**Listing**:
■ ■ ■
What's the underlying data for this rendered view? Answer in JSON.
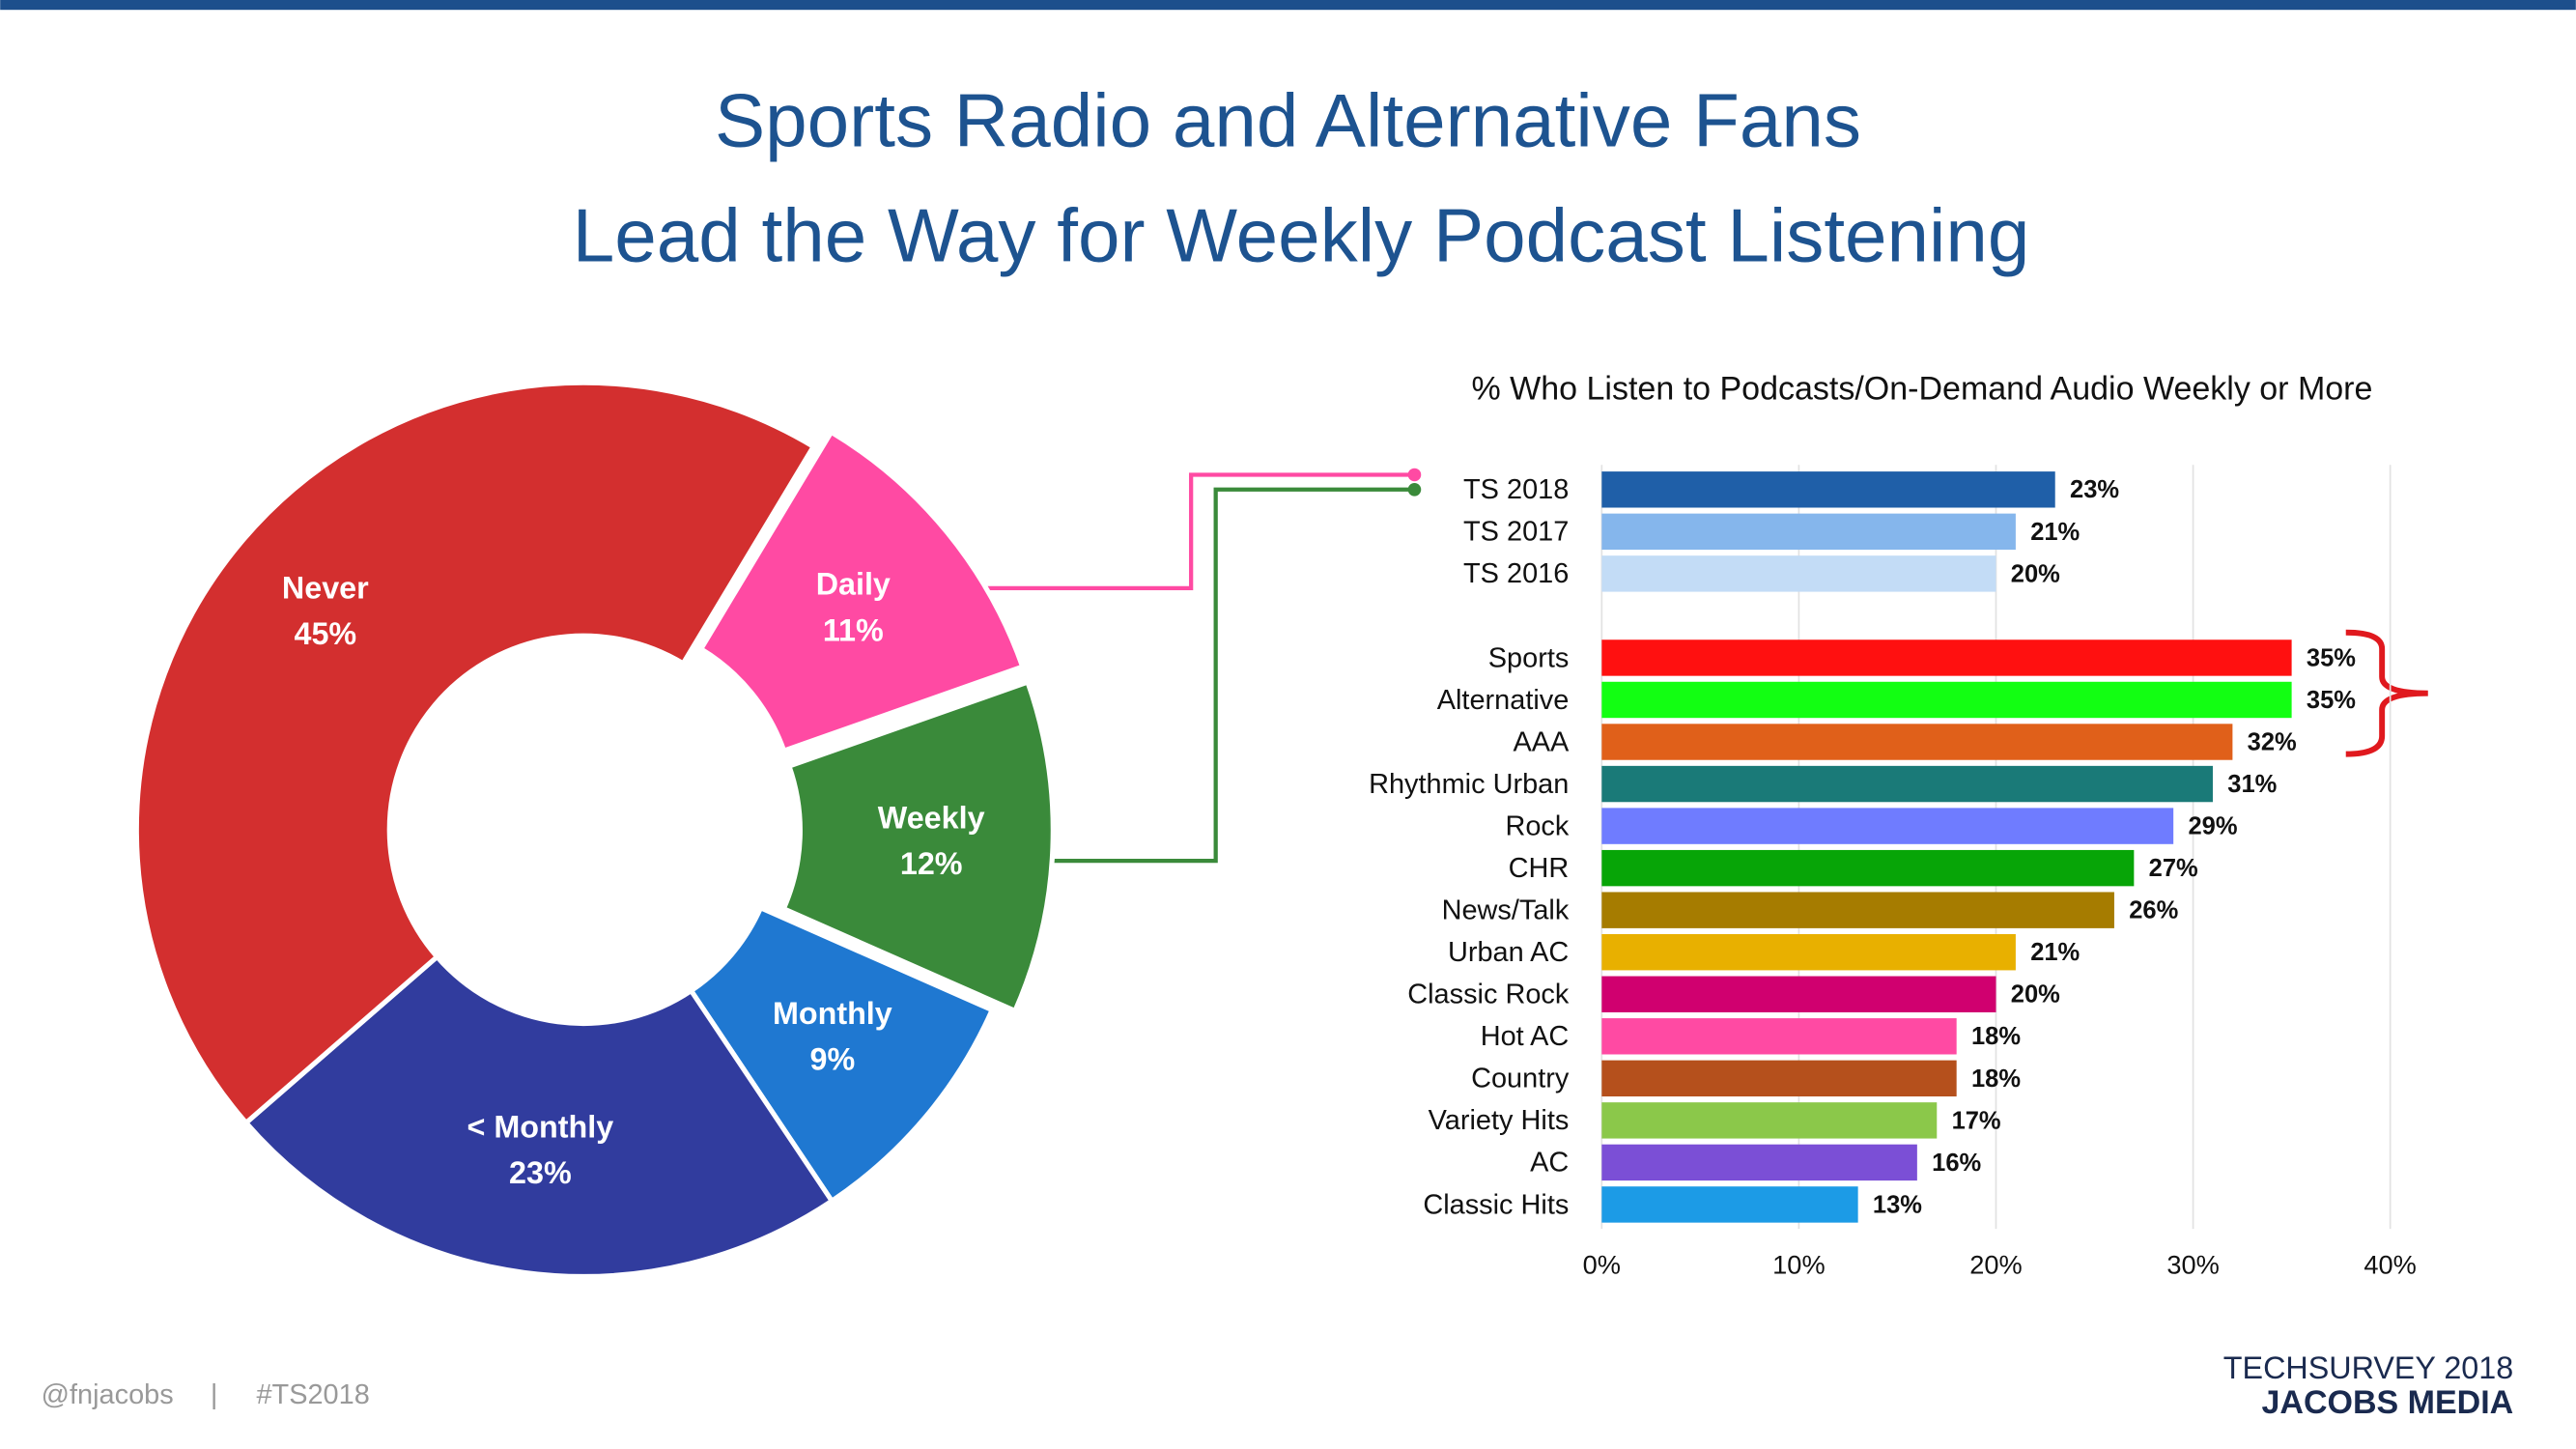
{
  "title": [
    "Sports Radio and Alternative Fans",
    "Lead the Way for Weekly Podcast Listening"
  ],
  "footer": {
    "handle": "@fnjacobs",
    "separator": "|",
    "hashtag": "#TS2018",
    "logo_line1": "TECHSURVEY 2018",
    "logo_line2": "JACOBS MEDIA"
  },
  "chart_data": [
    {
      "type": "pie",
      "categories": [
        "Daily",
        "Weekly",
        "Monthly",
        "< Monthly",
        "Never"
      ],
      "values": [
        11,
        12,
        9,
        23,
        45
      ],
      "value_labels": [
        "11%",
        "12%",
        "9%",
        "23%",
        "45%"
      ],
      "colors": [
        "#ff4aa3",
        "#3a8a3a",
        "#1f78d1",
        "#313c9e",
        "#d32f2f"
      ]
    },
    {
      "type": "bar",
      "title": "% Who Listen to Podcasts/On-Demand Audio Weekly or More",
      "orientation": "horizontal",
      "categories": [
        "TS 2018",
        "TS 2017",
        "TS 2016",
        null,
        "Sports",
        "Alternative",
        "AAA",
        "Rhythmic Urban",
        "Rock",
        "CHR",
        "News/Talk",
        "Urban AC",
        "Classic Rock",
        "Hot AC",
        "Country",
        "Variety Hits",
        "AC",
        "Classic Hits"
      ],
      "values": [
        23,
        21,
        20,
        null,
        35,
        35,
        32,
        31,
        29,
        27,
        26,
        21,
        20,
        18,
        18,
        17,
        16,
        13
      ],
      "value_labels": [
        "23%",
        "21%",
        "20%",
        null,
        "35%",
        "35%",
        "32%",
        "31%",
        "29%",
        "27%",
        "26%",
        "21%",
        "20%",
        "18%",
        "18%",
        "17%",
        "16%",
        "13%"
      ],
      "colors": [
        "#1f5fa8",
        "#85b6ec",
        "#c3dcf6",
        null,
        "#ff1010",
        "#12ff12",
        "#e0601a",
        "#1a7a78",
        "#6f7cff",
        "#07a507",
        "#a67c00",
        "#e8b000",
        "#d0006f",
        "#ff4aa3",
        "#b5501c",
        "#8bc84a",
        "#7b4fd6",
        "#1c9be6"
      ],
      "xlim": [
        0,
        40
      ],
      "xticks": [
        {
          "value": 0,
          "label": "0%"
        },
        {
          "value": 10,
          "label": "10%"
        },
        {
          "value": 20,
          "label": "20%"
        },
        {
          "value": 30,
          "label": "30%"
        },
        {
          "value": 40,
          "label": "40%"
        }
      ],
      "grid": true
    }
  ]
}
■ ■ ■
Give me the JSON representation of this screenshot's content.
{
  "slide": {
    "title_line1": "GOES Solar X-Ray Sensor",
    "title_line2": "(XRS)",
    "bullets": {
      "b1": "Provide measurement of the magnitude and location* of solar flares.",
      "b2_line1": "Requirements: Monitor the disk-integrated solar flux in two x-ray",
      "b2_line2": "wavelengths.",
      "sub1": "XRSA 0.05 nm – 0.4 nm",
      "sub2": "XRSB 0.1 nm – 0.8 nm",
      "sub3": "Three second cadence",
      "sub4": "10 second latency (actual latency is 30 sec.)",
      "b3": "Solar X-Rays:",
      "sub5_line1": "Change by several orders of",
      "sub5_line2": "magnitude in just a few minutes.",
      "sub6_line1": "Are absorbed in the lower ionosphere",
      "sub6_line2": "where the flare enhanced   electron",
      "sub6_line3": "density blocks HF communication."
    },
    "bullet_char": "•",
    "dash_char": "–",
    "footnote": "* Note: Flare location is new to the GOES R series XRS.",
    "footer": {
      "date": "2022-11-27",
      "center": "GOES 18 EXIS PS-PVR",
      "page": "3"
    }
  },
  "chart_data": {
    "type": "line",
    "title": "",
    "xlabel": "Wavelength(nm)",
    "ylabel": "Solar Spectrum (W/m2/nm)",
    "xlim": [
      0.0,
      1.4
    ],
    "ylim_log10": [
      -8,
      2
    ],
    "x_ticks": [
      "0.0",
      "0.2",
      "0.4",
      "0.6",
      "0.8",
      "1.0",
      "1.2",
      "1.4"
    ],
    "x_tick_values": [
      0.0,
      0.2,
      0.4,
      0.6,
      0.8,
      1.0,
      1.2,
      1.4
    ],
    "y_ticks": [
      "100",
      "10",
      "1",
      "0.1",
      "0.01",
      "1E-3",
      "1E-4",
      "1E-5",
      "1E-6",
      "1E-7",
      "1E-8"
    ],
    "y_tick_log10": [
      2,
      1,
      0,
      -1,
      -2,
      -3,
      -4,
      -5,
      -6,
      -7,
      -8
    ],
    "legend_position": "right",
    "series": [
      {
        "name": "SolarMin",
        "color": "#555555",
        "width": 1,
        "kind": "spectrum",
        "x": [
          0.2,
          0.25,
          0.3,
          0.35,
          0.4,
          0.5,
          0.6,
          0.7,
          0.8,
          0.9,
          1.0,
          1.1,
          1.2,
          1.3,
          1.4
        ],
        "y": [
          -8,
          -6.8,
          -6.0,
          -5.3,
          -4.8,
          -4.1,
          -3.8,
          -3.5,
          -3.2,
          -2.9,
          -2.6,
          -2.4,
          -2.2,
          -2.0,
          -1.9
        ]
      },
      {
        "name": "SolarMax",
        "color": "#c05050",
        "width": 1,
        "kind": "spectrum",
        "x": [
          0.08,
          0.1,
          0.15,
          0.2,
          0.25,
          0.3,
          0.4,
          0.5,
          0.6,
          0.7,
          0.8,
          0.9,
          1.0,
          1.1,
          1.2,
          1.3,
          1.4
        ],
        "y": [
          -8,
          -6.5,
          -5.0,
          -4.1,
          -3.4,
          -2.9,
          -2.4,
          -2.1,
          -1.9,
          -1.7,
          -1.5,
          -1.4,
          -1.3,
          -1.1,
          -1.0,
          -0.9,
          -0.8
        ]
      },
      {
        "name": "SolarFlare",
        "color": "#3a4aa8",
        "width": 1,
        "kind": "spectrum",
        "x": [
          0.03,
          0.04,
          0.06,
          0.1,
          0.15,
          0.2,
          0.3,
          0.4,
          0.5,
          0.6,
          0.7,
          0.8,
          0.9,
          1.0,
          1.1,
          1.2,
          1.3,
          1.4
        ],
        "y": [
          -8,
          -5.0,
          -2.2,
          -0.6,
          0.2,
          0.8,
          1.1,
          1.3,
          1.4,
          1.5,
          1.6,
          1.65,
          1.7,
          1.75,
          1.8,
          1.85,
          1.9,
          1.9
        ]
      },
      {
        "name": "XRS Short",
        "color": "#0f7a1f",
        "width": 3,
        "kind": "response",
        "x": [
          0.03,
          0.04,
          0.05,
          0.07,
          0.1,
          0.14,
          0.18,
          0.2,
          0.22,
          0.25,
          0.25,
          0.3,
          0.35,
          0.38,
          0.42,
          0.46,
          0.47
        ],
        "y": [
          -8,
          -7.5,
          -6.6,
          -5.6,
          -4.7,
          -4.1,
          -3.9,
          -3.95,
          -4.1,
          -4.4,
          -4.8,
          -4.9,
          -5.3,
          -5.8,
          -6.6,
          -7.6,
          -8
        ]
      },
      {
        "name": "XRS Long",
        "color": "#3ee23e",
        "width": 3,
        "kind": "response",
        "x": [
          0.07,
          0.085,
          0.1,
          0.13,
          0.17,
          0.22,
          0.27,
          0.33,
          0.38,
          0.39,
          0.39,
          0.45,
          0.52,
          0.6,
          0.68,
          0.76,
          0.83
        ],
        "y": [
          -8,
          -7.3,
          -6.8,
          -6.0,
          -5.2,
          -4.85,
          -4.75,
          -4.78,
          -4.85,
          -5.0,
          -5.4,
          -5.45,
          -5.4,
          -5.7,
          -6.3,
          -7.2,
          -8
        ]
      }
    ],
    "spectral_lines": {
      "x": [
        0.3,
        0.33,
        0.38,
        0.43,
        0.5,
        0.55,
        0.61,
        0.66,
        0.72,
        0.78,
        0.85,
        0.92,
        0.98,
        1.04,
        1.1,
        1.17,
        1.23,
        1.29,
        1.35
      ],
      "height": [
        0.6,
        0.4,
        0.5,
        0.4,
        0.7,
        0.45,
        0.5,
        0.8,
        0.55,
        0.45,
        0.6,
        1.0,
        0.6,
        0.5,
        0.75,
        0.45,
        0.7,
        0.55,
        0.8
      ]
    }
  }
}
■ ■ ■
Above are the records; copy every line in them that holds the word "this".

**Exercise response**:
What's the underlying data for this rendered view? Answer in JSON.
Give me the JSON representation of this screenshot's content.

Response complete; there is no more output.